BEGIN Excerpted text

Pre-release

@dmed256 dmed256 released this Mar 23, 2018 · 443 commits to master since this release

Assets 2

Porting from v0.2 -> v1.0

Properties

The biggest change is the introduction of occa::properties.
We use occa::properties as a way to generalize the OCCA API to support current backends as well as future ones.

It supports JSON format with some Javascript short-hand notations:

For example:

JSON:
  {
    "1": [1],
    "2": 2,
    "3": "3"
  }
Shorthand:
  {
    1: [1,],
    2: 2,
    3: '3',
  }

The differences:

  • Supports trailing commas
  • Doesn't require quotes for object keys
  • Can use single quotes for strings

Since the occa::properties is a key-value store, it doesn't require the enclosing {}

v1.0

occa::properties props("1: [1,],"
                       "2: 2,",
                       "3: '3',");

Device

The occa::device expects an occa::properties object which can be auto-generated from a string

v0.2

occa::device device("mode = OpenCL, deviceID = 0");

v1.0

occa::device device("mode: 'OpenCL', deviceID: 0");

Kernel

The occa::kernelInfo object was replaced by occa::properties

v0.2

occa::kernelInfo kernelInfo;

kernelInfo.addDefine("p_foo", foo);

kernelInfo.addInclude("#include \"myfile.okl\"");
kernelInfo.addIncludeDefine("myfile.okl");

kernelInfo.addCompilerFlag("-O3");
kernelInfo.addCompilerFlag(" -DN=10");

occa::kernel addVectors = device.buildKernelFromSource("addVectors.okl",
                                                       "addVectors",
                                                       kernelInfo);

occa::kernel addVectors = device.buildKernelFromString("kernel void ...",
                                                       "addVectors",
                                                       kernelInfo);

v1.0

occa::properties props = occa::getKernelProperties();

props["defines/p_foo"]    = foo;
props["defines"]["p_foo"] = foo;

props["header"]   += "#include \"myfile.okl\"";
props["includes"] += "myfile.okl";

props["compilerFlag"]  = "-O3";
props["compilerFlag"] += " -DN=10"; // Note the space since we're creating a string

occa::kernel addVectors = device.buildKernel("addVectors.okl",
                                            "addVectors",
                                            props);

occa::kernel addVectors = device.buildKernelFromString("kernel void ...",
                                                       "addVectors",
                                                       props);

Memory

We can pass occa::properties to device::malloc to expose additional backend features.

END Excerpted text

__The tasks__
**1.** Reproduce everything in the OCCA porting notes above from "Pre-release" down to "as future ones.".
**2.** Condense the paragraph in the OCCA porting notes above that begins "The biggest change is the introduction of occa::properties" into a single shorter sentence that keeps its main facts.

BEGIN Stored records

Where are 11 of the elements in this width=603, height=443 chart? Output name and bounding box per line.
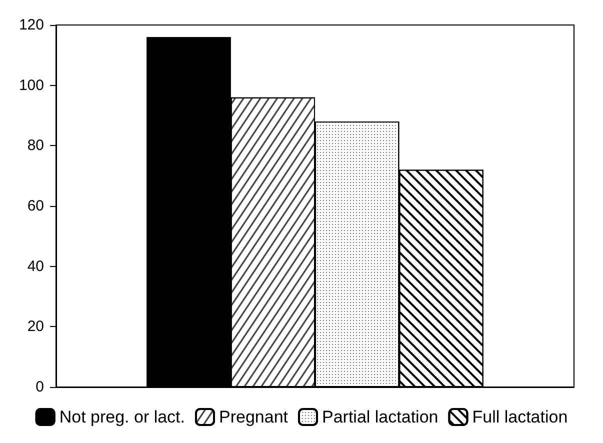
legend-label: Not preg. or lact. — [59, 408, 186, 426]
y-tick-label: 40 — [27, 258, 44, 275]
y-tick-label: 80 — [27, 137, 44, 154]
y-tick-label: 60 — [27, 198, 44, 214]
legend-label: Full lactation — [472, 408, 568, 426]
y-tick-label: 20 — [27, 318, 44, 336]
y-tick-label: 120 — [18, 16, 44, 34]
legend-label: Pregnant — [219, 408, 288, 426]
y-tick-label: 100 — [18, 76, 44, 94]
y-tick-label: 0 — [36, 378, 44, 396]
legend-label: Partial lactation — [322, 408, 438, 426]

END Stored records

__Responses for each task__
**1.**
Pre-release

@dmed256 dmed256 released this Mar 23, 2018 · 443 commits to master since this release

Assets 2

Porting from v0.2 -> v1.0

Properties

The biggest change is the introduction of occa::properties.
We use occa::properties as a way to generalize the OCCA API to support current backends as well as future ones.

**2.** The largest change is occa::properties, which generalizes the OCCA API to support both current and future backends.